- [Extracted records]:
:::::

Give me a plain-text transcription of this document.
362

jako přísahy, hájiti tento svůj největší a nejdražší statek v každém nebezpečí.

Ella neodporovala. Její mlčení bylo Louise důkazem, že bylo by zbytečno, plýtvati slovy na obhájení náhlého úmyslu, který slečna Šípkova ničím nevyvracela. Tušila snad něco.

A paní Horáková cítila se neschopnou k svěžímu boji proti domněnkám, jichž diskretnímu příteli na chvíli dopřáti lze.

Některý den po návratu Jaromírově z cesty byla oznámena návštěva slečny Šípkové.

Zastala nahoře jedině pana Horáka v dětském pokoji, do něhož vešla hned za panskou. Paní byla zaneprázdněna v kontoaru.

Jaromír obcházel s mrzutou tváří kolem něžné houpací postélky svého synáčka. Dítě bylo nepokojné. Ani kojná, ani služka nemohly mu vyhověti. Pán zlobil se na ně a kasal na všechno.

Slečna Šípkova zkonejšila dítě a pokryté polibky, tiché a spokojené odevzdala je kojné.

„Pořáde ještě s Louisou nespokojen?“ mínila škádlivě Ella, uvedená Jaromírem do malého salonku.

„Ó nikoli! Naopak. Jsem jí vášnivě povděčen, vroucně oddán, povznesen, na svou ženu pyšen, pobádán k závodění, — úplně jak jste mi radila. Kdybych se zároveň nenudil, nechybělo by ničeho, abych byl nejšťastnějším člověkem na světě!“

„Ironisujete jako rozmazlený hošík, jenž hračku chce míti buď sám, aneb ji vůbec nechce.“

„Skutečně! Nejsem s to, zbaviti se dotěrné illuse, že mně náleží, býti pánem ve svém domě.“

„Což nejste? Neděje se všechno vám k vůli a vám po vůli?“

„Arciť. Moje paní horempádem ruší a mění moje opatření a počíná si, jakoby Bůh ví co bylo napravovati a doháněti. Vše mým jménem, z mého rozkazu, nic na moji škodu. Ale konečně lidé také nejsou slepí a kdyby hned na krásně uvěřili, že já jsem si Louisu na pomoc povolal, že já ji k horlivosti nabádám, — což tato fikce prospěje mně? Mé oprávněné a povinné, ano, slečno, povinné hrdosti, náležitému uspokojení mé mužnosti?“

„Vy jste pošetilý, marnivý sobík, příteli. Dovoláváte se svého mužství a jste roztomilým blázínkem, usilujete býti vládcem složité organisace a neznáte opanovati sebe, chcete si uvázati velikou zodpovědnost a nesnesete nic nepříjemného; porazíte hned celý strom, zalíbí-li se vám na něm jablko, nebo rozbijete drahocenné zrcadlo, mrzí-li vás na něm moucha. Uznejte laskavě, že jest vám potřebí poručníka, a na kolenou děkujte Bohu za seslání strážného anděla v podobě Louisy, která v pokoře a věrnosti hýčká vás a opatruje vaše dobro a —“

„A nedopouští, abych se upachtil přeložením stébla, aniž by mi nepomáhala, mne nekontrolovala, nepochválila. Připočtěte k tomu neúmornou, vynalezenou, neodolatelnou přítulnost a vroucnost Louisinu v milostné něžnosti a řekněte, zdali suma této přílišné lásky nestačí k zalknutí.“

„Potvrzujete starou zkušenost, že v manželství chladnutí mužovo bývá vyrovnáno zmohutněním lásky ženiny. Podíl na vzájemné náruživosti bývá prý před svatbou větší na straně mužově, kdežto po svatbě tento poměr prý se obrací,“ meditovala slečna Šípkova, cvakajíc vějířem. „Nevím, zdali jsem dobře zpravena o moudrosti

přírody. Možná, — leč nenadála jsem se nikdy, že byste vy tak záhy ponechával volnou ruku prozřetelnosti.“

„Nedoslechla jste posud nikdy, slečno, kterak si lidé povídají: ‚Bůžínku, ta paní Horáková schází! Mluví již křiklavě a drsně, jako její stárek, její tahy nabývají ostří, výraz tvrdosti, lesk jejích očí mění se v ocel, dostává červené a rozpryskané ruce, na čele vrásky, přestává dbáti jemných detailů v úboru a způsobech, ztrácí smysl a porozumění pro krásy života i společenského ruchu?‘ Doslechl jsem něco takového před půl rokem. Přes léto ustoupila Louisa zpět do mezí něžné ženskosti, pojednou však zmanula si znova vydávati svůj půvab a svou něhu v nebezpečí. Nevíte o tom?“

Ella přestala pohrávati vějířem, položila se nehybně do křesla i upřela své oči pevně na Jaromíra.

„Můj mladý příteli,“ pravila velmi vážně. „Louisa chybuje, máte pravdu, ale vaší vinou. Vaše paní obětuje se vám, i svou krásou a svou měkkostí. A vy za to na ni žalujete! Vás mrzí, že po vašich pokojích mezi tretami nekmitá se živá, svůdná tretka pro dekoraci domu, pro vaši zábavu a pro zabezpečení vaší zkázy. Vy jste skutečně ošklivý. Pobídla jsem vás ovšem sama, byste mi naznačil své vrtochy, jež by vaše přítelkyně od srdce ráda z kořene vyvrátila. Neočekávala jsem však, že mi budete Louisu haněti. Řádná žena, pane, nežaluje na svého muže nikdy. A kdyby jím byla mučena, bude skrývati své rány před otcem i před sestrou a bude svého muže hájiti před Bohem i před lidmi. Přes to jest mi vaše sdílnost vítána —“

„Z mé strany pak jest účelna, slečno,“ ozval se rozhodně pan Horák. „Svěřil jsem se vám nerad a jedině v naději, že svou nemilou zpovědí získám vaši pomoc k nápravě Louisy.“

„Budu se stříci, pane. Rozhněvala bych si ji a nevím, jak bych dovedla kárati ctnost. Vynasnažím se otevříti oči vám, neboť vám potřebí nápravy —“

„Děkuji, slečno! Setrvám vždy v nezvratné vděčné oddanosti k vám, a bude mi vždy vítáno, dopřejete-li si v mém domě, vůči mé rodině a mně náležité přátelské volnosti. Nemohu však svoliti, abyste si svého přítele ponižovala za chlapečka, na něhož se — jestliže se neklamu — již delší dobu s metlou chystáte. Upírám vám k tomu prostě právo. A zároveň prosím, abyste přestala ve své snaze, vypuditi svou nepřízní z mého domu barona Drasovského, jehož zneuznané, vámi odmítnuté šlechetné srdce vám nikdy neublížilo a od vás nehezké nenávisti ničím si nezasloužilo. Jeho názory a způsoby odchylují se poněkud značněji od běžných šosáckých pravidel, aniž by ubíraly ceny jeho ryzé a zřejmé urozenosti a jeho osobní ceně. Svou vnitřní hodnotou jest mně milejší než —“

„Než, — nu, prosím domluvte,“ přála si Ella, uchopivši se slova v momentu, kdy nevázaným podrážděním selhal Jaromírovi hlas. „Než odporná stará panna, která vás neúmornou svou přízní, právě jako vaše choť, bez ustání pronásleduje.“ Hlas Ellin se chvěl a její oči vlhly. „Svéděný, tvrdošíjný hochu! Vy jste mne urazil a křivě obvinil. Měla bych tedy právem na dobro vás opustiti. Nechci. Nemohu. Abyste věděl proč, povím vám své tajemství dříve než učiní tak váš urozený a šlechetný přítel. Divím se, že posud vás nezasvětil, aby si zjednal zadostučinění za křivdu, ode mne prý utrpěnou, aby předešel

:::::

- [Short task]: Each line that has the word "zdali" should be copied.

- [Right answer]:
„A nedopouští, abych se upachtil přeložením stébla, aniž by mi nepomáhala, mne nekontrolovala, nepochválila. Připočtěte k tomu neúmornou, vynalezenou, neodolatelnou přítulnost a vroucnost Louisinu v milostné něžnosti a řekněte, zdali suma této přílišné lásky nestačí k zalknutí.“
„Potvrzujete starou zkušenost, že v manželství chladnutí mužovo bývá vyrovnáno zmohutněním lásky ženiny. Podíl na vzájemné náruživosti bývá prý před svatbou větší na straně mužově, kdežto po svatbě tento poměr prý se obrací,“ meditovala slečna Šípkova, cvakajíc vějířem. „Nevím, zdali jsem dobře zpravena o moudrosti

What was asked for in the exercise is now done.